- **Given problem**: What is the number of lines in the data holding the word "text"? Give that number by itself.

------------------------------

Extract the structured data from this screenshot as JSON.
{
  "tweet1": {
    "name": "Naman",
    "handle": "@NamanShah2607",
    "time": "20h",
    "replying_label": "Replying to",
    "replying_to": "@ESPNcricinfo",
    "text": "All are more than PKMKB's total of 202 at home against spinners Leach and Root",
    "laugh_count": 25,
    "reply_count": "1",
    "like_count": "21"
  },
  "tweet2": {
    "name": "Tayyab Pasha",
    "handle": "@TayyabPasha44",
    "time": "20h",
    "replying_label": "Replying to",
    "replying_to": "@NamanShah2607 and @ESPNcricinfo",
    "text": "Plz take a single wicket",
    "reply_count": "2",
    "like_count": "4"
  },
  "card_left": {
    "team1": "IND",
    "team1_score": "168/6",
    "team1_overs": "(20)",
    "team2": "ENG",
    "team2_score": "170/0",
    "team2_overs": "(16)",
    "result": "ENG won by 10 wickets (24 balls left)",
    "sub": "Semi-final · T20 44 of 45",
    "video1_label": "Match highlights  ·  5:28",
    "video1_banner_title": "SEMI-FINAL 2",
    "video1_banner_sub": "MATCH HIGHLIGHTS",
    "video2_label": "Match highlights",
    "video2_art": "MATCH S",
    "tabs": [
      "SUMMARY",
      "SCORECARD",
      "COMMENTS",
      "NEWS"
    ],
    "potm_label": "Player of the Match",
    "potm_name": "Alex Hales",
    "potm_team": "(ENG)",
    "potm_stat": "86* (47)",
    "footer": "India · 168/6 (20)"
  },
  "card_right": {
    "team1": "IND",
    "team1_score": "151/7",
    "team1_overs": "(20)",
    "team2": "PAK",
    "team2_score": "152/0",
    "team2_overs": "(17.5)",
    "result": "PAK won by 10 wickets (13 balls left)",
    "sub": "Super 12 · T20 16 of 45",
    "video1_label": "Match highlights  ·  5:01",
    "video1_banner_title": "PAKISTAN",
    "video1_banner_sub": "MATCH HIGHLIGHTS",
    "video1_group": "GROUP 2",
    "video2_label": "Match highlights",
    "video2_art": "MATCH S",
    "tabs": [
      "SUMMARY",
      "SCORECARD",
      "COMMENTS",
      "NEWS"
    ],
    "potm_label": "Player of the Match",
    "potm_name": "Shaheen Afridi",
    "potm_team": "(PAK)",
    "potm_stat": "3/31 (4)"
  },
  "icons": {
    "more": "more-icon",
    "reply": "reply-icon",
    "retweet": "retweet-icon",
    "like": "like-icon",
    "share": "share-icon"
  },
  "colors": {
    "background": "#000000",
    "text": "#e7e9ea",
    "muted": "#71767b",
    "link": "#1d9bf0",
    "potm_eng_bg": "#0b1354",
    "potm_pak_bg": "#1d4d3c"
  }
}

------------------------------

- **Right answer**: 3